> **Extracted material**:
- - - - - - -
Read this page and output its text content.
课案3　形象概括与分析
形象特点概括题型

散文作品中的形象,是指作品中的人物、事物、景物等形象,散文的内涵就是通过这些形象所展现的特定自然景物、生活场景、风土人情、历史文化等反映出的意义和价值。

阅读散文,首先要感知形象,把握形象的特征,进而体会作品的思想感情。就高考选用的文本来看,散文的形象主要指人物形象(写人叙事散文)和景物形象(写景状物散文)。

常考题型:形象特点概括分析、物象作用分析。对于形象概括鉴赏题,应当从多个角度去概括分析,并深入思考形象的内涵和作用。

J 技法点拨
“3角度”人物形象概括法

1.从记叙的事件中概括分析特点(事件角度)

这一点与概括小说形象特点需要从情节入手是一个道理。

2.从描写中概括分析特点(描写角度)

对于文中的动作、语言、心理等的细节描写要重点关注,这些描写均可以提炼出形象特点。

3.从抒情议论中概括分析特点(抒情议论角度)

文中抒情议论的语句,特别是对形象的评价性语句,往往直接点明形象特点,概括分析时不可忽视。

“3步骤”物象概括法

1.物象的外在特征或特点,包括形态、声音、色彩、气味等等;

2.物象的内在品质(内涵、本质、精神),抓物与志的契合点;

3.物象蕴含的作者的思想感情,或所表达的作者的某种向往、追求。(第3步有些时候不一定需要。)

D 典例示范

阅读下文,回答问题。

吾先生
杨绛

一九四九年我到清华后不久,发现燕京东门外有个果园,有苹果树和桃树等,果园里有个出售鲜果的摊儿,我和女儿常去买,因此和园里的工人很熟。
- - - - - - -
> **Brief**: Type the whole listing again, unaltered.

> **Answer to the problem**:
Read this page and output its text content.
课案3　形象概括与分析
形象特点概括题型

散文作品中的形象,是指作品中的人物、事物、景物等形象,散文的内涵就是通过这些形象所展现的特定自然景物、生活场景、风土人情、历史文化等反映出的意义和价值。

阅读散文,首先要感知形象,把握形象的特征,进而体会作品的思想感情。就高考选用的文本来看,散文的形象主要指人物形象(写人叙事散文)和景物形象(写景状物散文)。

常考题型:形象特点概括分析、物象作用分析。对于形象概括鉴赏题,应当从多个角度去概括分析,并深入思考形象的内涵和作用。

J 技法点拨
“3角度”人物形象概括法

1.从记叙的事件中概括分析特点(事件角度)

这一点与概括小说形象特点需要从情节入手是一个道理。

2.从描写中概括分析特点(描写角度)

对于文中的动作、语言、心理等的细节描写要重点关注,这些描写均可以提炼出形象特点。

3.从抒情议论中概括分析特点(抒情议论角度)

文中抒情议论的语句,特别是对形象的评价性语句,往往直接点明形象特点,概括分析时不可忽视。

“3步骤”物象概括法

1.物象的外在特征或特点,包括形态、声音、色彩、气味等等;

2.物象的内在品质(内涵、本质、精神),抓物与志的契合点;

3.物象蕴含的作者的思想感情,或所表达的作者的某种向往、追求。(第3步有些时候不一定需要。)

D 典例示范

阅读下文,回答问题。

吾先生
杨绛

一九四九年我到清华后不久,发现燕京东门外有个果园,有苹果树和桃树等,果园里有个出售鲜果的摊儿,我和女儿常去买,因此和园里的工人很熟。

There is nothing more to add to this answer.